## DAFTAR TUGAS
• 1. Jawab pertanyaan berikut berdasarkan artikel opini tentang selfie bencana:
(a) Siapa penulis artikel tersebut dan apa statusnya?
(b) Bencana apa yang disebut sebagai contoh?
(c) Menurut penulis, di mana kunci persoalan selfie di lokasi bencana?
• 2. Cetak ulang bagian artikel opini tentang selfie bencana, mulai dari "Opini611 Views" dan terus hingga "bencana-bencana lain nya.".

## DOKUMEN SUMBER
────────────────────────────────────────

Selfie Bencana : Kutukan Moral Sosial

Opini611 Views

Oleh : Firdaus Abdul Malik, Mahasiswa Sosiologi Universitas Mataram

BERBAGI News – Sudah banyak suara publik yang risih dengan munculnya tren selfie di lokasi bencana. praktik swafoto yang dilakukan oleh beberapa orang ketika ada bencana di daerah. Contohnya ketika gempa yang melanda Lombok Utara 2018 dan bencana-bencana lain nya.

Mengapa orang selfie di tempat bencana? Fenomena tersebut tidak muncul begitu saja, namun dibentuk oleh tren gradual (berangsur-angsur sedikit demi sedikit) yang muncul dari pola pikir narsistik, salah satunya melalui swafoto modern. Selfie menempatkan fokus perhatian pada ”diri” yang berselfie dengan wajah sebagai simbol representasi. Konsekuensinya, diluar dirinya hanyalah aksesoris.

Dulu, di awal tren selfie muncul, kutukan sudah datang dari mana-mana sampai akhirnya yang mengutuk ikut selfie dan menjadikan swafoto sebagai suatu kondisi normal yang baru. Masyarakat kita udah menerima selfie sebagai salah satu style atau cara berfoto. Kita bisa lihat fakta ini di semua ruang, dari panggung politik sampai kamar mandi. Mengapa selfie di lokasi bencana menjadi problematik? Menurut saya kuncinya adalah pada problem moral dari selfie itu sendiri. Konteks bencana sebagai simbol derita hanya sedikit memperburuk kutukan.

────────────────────────────────────────

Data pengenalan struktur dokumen
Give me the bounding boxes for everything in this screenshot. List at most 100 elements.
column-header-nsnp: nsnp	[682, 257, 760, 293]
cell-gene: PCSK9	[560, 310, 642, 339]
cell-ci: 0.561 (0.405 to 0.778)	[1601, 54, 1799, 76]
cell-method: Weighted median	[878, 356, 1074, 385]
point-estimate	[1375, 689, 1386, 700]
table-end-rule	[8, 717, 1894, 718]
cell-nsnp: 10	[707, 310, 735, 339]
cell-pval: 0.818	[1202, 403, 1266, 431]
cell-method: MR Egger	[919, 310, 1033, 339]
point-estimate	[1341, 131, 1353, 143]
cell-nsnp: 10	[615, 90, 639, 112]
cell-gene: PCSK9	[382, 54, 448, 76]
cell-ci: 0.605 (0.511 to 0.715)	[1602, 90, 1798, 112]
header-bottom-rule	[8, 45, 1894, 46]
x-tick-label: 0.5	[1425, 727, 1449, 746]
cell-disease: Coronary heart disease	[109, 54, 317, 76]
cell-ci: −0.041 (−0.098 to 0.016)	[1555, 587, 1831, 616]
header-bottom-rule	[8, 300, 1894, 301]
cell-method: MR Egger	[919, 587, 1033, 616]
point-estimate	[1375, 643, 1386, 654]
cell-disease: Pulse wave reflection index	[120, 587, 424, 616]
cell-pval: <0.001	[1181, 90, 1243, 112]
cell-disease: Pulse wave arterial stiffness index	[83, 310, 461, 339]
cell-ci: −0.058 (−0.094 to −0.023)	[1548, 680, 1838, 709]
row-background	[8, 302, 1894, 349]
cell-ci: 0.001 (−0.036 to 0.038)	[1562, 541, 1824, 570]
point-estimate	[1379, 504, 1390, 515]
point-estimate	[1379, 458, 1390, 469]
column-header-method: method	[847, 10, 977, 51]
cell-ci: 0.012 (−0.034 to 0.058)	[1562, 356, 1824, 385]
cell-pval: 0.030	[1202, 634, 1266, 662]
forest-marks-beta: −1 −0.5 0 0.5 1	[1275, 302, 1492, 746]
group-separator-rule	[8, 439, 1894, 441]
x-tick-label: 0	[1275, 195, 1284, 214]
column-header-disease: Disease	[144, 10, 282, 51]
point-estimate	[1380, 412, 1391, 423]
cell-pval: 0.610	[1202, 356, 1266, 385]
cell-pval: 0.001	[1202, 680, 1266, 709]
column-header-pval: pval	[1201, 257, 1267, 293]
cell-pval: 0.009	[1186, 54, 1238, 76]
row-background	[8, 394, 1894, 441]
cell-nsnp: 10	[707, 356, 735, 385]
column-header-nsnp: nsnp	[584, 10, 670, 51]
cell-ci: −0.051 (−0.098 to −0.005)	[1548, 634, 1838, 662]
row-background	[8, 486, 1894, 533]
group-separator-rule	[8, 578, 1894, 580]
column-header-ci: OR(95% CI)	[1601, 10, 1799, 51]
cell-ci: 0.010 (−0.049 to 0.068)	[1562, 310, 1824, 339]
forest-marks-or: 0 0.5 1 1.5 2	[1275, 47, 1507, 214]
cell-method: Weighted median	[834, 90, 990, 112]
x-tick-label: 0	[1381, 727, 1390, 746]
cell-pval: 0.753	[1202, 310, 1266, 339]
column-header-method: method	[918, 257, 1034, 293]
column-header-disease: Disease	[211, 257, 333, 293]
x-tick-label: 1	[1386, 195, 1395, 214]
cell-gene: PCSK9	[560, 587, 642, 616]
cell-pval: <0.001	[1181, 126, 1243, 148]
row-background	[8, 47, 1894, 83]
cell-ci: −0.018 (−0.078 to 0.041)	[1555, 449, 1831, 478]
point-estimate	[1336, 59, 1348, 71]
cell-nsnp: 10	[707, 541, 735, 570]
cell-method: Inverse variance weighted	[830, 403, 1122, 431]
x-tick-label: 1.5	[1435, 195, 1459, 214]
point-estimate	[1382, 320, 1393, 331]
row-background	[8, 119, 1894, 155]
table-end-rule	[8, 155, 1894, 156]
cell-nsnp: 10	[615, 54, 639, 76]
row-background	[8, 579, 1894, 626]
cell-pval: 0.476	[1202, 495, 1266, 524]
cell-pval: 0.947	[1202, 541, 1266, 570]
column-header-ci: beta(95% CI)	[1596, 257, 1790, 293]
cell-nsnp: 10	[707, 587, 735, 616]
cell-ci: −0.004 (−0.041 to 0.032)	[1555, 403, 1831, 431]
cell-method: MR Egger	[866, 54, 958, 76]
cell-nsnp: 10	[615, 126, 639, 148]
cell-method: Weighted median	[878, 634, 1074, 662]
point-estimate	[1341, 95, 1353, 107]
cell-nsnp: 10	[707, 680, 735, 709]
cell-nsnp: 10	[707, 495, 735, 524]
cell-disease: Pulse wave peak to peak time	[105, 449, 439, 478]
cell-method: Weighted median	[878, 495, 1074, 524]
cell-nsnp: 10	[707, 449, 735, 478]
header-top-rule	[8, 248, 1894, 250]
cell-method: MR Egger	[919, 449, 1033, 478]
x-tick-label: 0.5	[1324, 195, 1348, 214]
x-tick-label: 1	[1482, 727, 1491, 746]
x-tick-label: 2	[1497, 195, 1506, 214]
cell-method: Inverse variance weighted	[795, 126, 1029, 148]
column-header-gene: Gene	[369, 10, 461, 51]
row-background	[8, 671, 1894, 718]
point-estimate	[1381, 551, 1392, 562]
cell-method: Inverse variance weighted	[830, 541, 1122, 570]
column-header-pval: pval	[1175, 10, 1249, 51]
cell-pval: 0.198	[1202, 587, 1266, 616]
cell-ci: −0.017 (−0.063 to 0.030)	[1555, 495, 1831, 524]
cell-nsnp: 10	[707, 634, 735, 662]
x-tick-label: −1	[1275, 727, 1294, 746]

────────────────────────────────────────

## JAWABAN LATIHAN
• 1.
(a) Firdaus Abdul Malik, mahasiswa Sosiologi Universitas Mataram.
(b) Gempa yang melanda Lombok Utara pada 2018.
(c) Pada problem moral dari selfie itu sendiri.

• 2.
Opini611 Views

Oleh : Firdaus Abdul Malik, Mahasiswa Sosiologi Universitas Mataram

BERBAGI News – Sudah banyak suara publik yang risih dengan munculnya tren selfie di lokasi bencana. praktik swafoto yang dilakukan oleh beberapa orang ketika ada bencana di daerah. Contohnya ketika gempa yang melanda Lombok Utara 2018 dan bencana-bencana lain nya.